◆ Prompt
Retype the material that follows, keeping every word as it is.

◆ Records

- - - -

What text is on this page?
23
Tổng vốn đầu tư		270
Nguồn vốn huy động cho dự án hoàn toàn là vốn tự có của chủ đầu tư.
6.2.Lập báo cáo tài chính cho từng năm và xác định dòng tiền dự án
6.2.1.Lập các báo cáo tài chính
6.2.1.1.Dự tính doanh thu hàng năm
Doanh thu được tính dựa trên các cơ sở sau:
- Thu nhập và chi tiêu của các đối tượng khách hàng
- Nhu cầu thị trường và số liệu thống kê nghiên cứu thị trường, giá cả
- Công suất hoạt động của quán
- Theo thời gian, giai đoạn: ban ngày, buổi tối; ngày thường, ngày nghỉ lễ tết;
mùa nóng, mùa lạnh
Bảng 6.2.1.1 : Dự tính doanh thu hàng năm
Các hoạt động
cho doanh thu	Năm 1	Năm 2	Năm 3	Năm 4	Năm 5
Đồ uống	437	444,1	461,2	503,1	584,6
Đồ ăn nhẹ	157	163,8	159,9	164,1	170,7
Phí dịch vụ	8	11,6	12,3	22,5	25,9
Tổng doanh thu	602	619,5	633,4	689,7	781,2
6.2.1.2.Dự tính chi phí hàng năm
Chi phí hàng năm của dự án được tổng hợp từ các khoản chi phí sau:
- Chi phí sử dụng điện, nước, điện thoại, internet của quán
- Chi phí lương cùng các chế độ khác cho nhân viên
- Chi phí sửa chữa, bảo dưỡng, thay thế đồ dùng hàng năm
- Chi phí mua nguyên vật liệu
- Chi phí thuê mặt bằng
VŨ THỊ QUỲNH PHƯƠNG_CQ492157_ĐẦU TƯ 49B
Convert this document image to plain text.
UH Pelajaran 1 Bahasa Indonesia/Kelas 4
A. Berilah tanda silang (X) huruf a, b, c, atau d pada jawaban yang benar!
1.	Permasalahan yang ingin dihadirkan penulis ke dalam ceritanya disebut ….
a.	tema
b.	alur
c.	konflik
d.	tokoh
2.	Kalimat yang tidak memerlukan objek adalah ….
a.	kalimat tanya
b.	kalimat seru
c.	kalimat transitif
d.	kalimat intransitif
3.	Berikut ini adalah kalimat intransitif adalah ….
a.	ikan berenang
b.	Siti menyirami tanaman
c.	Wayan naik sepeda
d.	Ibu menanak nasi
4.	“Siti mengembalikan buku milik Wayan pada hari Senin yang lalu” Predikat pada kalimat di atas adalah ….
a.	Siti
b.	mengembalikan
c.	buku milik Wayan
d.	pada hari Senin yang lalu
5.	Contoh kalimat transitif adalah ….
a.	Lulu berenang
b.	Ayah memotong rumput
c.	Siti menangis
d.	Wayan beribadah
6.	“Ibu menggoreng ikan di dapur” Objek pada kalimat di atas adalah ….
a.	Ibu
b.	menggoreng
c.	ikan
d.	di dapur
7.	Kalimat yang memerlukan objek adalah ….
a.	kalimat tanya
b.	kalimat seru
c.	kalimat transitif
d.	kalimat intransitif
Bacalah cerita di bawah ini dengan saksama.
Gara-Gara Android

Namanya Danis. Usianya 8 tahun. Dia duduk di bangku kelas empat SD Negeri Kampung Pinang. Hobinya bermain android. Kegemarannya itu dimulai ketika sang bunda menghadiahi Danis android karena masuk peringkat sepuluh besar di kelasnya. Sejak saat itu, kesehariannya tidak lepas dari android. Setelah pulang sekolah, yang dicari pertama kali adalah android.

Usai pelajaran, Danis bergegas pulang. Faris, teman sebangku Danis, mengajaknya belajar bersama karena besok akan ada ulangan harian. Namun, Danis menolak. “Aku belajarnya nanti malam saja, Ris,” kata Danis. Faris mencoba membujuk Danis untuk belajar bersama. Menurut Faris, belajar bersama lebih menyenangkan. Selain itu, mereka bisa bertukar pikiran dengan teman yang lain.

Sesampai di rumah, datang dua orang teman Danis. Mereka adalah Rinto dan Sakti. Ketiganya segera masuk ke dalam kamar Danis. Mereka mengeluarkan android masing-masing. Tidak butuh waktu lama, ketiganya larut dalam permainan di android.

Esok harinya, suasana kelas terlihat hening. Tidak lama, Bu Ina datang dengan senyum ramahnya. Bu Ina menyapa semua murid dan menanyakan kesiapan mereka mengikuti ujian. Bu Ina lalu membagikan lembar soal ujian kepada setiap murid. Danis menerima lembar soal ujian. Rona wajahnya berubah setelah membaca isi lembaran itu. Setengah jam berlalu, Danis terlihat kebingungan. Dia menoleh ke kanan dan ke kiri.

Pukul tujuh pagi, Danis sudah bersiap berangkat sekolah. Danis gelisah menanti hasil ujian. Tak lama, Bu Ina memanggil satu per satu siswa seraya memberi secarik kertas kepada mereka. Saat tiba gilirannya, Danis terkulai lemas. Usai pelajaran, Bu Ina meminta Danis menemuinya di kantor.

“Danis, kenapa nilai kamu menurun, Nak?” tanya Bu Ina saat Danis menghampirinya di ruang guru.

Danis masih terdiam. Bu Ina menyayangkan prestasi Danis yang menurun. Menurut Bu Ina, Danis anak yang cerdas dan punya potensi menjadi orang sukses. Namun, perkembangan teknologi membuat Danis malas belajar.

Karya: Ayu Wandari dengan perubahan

- - - -

◆ The completed task
What text is on this page?
23
Tổng vốn đầu tư		270
Nguồn vốn huy động cho dự án hoàn toàn là vốn tự có của chủ đầu tư.
6.2.Lập báo cáo tài chính cho từng năm và xác định dòng tiền dự án
6.2.1.Lập các báo cáo tài chính
6.2.1.1.Dự tính doanh thu hàng năm
Doanh thu được tính dựa trên các cơ sở sau:
- Thu nhập và chi tiêu của các đối tượng khách hàng
- Nhu cầu thị trường và số liệu thống kê nghiên cứu thị trường, giá cả
- Công suất hoạt động của quán
- Theo thời gian, giai đoạn: ban ngày, buổi tối; ngày thường, ngày nghỉ lễ tết;
mùa nóng, mùa lạnh
Bảng 6.2.1.1 : Dự tính doanh thu hàng năm
Các hoạt động
cho doanh thu	Năm 1	Năm 2	Năm 3	Năm 4	Năm 5
Đồ uống	437	444,1	461,2	503,1	584,6
Đồ ăn nhẹ	157	163,8	159,9	164,1	170,7
Phí dịch vụ	8	11,6	12,3	22,5	25,9
Tổng doanh thu	602	619,5	633,4	689,7	781,2
6.2.1.2.Dự tính chi phí hàng năm
Chi phí hàng năm của dự án được tổng hợp từ các khoản chi phí sau:
- Chi phí sử dụng điện, nước, điện thoại, internet của quán
- Chi phí lương cùng các chế độ khác cho nhân viên
- Chi phí sửa chữa, bảo dưỡng, thay thế đồ dùng hàng năm
- Chi phí mua nguyên vật liệu
- Chi phí thuê mặt bằng
VŨ THỊ QUỲNH PHƯƠNG_CQ492157_ĐẦU TƯ 49B
Convert this document image to plain text.
UH Pelajaran 1 Bahasa Indonesia/Kelas 4
A. Berilah tanda silang (X) huruf a, b, c, atau d pada jawaban yang benar!
1.	Permasalahan yang ingin dihadirkan penulis ke dalam ceritanya disebut ….
a.	tema
b.	alur
c.	konflik
d.	tokoh
2.	Kalimat yang tidak memerlukan objek adalah ….
a.	kalimat tanya
b.	kalimat seru
c.	kalimat transitif
d.	kalimat intransitif
3.	Berikut ini adalah kalimat intransitif adalah ….
a.	ikan berenang
b.	Siti menyirami tanaman
c.	Wayan naik sepeda
d.	Ibu menanak nasi
4.	“Siti mengembalikan buku milik Wayan pada hari Senin yang lalu” Predikat pada kalimat di atas adalah ….
a.	Siti
b.	mengembalikan
c.	buku milik Wayan
d.	pada hari Senin yang lalu
5.	Contoh kalimat transitif adalah ….
a.	Lulu berenang
b.	Ayah memotong rumput
c.	Siti menangis
d.	Wayan beribadah
6.	“Ibu menggoreng ikan di dapur” Objek pada kalimat di atas adalah ….
a.	Ibu
b.	menggoreng
c.	ikan
d.	di dapur
7.	Kalimat yang memerlukan objek adalah ….
a.	kalimat tanya
b.	kalimat seru
c.	kalimat transitif
d.	kalimat intransitif
Bacalah cerita di bawah ini dengan saksama.
Gara-Gara Android

Namanya Danis. Usianya 8 tahun. Dia duduk di bangku kelas empat SD Negeri Kampung Pinang. Hobinya bermain android. Kegemarannya itu dimulai ketika sang bunda menghadiahi Danis android karena masuk peringkat sepuluh besar di kelasnya. Sejak saat itu, kesehariannya tidak lepas dari android. Setelah pulang sekolah, yang dicari pertama kali adalah android.

Usai pelajaran, Danis bergegas pulang. Faris, teman sebangku Danis, mengajaknya belajar bersama karena besok akan ada ulangan harian. Namun, Danis menolak. “Aku belajarnya nanti malam saja, Ris,” kata Danis. Faris mencoba membujuk Danis untuk belajar bersama. Menurut Faris, belajar bersama lebih menyenangkan. Selain itu, mereka bisa bertukar pikiran dengan teman yang lain.

Sesampai di rumah, datang dua orang teman Danis. Mereka adalah Rinto dan Sakti. Ketiganya segera masuk ke dalam kamar Danis. Mereka mengeluarkan android masing-masing. Tidak butuh waktu lama, ketiganya larut dalam permainan di android.

Esok harinya, suasana kelas terlihat hening. Tidak lama, Bu Ina datang dengan senyum ramahnya. Bu Ina menyapa semua murid dan menanyakan kesiapan mereka mengikuti ujian. Bu Ina lalu membagikan lembar soal ujian kepada setiap murid. Danis menerima lembar soal ujian. Rona wajahnya berubah setelah membaca isi lembaran itu. Setengah jam berlalu, Danis terlihat kebingungan. Dia menoleh ke kanan dan ke kiri.

Pukul tujuh pagi, Danis sudah bersiap berangkat sekolah. Danis gelisah menanti hasil ujian. Tak lama, Bu Ina memanggil satu per satu siswa seraya memberi secarik kertas kepada mereka. Saat tiba gilirannya, Danis terkulai lemas. Usai pelajaran, Bu Ina meminta Danis menemuinya di kantor.

“Danis, kenapa nilai kamu menurun, Nak?” tanya Bu Ina saat Danis menghampirinya di ruang guru.

Danis masih terdiam. Bu Ina menyayangkan prestasi Danis yang menurun. Menurut Bu Ina, Danis anak yang cerdas dan punya potensi menjadi orang sukses. Namun, perkembangan teknologi membuat Danis malas belajar.

Karya: Ayu Wandari dengan perubahan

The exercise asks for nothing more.